# Exercise:
Copy all the data exactly, except the pictures.

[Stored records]
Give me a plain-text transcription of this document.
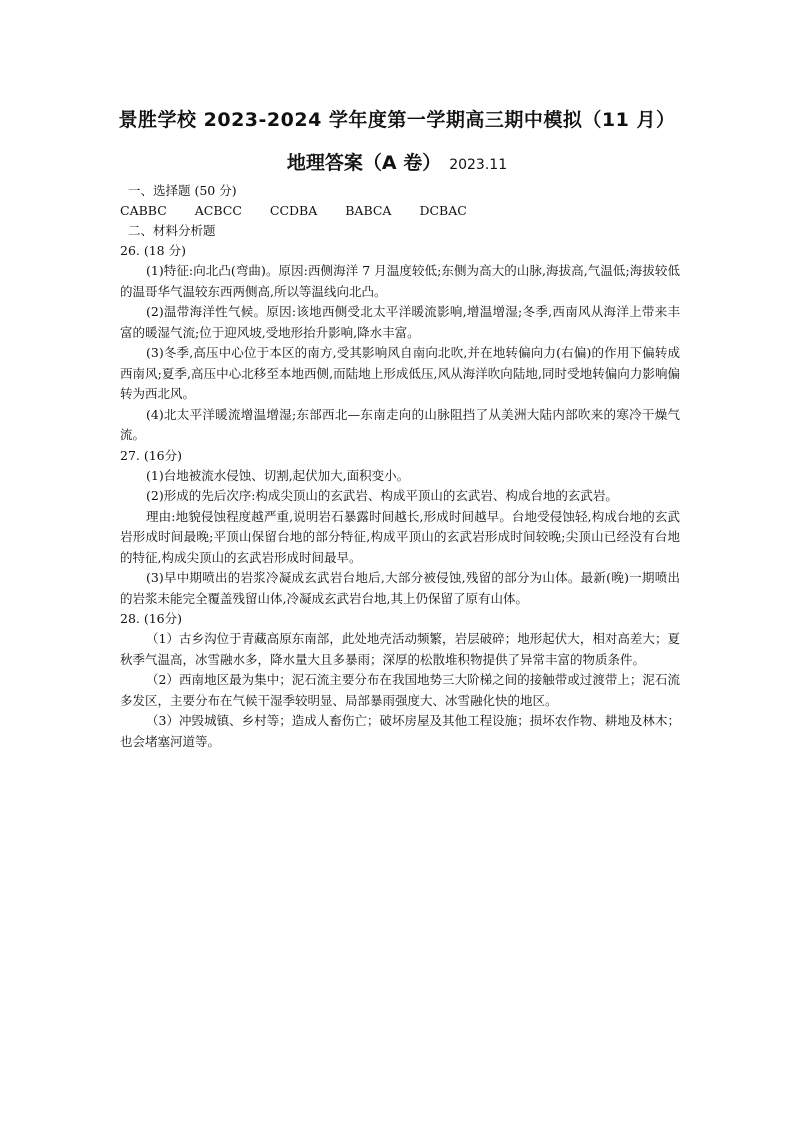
景胜学校 2023-2024 学年度第一学期高三期中模拟（11 月）
地理答案（A 卷） 2023.11
一、选择题 (50 分)
CABBC ACBCC CCDBA BABCA DCBAC
二、材料分析题
26. (18 分)
(1)特征:向北凸(弯曲)。原因:西侧海洋 7 月温度较低;东侧为高大的山脉,海拔高,气温低;海拔较低的温哥华气温较东西两侧高,所以等温线向北凸。
(2)温带海洋性气候。原因:该地西侧受北太平洋暖流影响,增温增湿;冬季,西南风从海洋上带来丰富的暖湿气流;位于迎风坡,受地形抬升影响,降水丰富。
(3)冬季,高压中心位于本区的南方,受其影响风自南向北吹,并在地转偏向力(右偏)的作用下偏转成西南风;夏季,高压中心北移至本地西侧,而陆地上形成低压,风从海洋吹向陆地,同时受地转偏向力影响偏转为西北风。
(4)北太平洋暖流增温增湿;东部西北—东南走向的山脉阻挡了从美洲大陆内部吹来的寒冷干燥气流。
27. (16分)
(1)台地被流水侵蚀、切割,起伏加大,面积变小。
(2)形成的先后次序:构成尖顶山的玄武岩、构成平顶山的玄武岩、构成台地的玄武岩。
理由:地貌侵蚀程度越严重,说明岩石暴露时间越长,形成时间越早。台地受侵蚀轻,构成台地的玄武岩形成时间最晚;平顶山保留台地的部分特征,构成平顶山的玄武岩形成时间较晚;尖顶山已经没有台地的特征,构成尖顶山的玄武岩形成时间最早。
(3)早中期喷出的岩浆冷凝成玄武岩台地后,大部分被侵蚀,残留的部分为山体。最新(晚)一期喷出的岩浆未能完全覆盖残留山体,冷凝成玄武岩台地,其上仍保留了原有山体。
28. (16分)
（1）古乡沟位于青藏高原东南部，此处地壳活动频繁，岩层破碎；地形起伏大，相对高差大；夏秋季气温高，冰雪融水多，降水量大且多暴雨；深厚的松散堆积物提供了异常丰富的物质条件。
（2）西南地区最为集中；泥石流主要分布在我国地势三大阶梯之间的接触带或过渡带上；泥石流多发区，主要分布在气候干湿季较明显、局部暴雨强度大、冰雪融化快的地区。
（3）冲毁城镇、乡村等；造成人畜伤亡；破坏房屋及其他工程设施；损坏农作物、耕地及林木；也会堵塞河道等。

# Exercise response:
Give me a plain-text transcription of this document.
景胜学校 2023-2024 学年度第一学期高三期中模拟（11 月）
地理答案（A 卷） 2023.11
一、选择题 (50 分)
CABBC ACBCC CCDBA BABCA DCBAC
二、材料分析题
26. (18 分)
(1)特征:向北凸(弯曲)。原因:西侧海洋 7 月温度较低;东侧为高大的山脉,海拔高,气温低;海拔较低的温哥华气温较东西两侧高,所以等温线向北凸。
(2)温带海洋性气候。原因:该地西侧受北太平洋暖流影响,增温增湿;冬季,西南风从海洋上带来丰富的暖湿气流;位于迎风坡,受地形抬升影响,降水丰富。
(3)冬季,高压中心位于本区的南方,受其影响风自南向北吹,并在地转偏向力(右偏)的作用下偏转成西南风;夏季,高压中心北移至本地西侧,而陆地上形成低压,风从海洋吹向陆地,同时受地转偏向力影响偏转为西北风。
(4)北太平洋暖流增温增湿;东部西北—东南走向的山脉阻挡了从美洲大陆内部吹来的寒冷干燥气流。
27. (16分)
(1)台地被流水侵蚀、切割,起伏加大,面积变小。
(2)形成的先后次序:构成尖顶山的玄武岩、构成平顶山的玄武岩、构成台地的玄武岩。
理由:地貌侵蚀程度越严重,说明岩石暴露时间越长,形成时间越早。台地受侵蚀轻,构成台地的玄武岩形成时间最晚;平顶山保留台地的部分特征,构成平顶山的玄武岩形成时间较晚;尖顶山已经没有台地的特征,构成尖顶山的玄武岩形成时间最早。
(3)早中期喷出的岩浆冷凝成玄武岩台地后,大部分被侵蚀,残留的部分为山体。最新(晚)一期喷出的岩浆未能完全覆盖残留山体,冷凝成玄武岩台地,其上仍保留了原有山体。
28. (16分)
（1）古乡沟位于青藏高原东南部，此处地壳活动频繁，岩层破碎；地形起伏大，相对高差大；夏秋季气温高，冰雪融水多，降水量大且多暴雨；深厚的松散堆积物提供了异常丰富的物质条件。
（2）西南地区最为集中；泥石流主要分布在我国地势三大阶梯之间的接触带或过渡带上；泥石流多发区，主要分布在气候干湿季较明显、局部暴雨强度大、冰雪融化快的地区。
（3）冲毁城镇、乡村等；造成人畜伤亡；破坏房屋及其他工程设施；损坏农作物、耕地及林木；也会堵塞河道等。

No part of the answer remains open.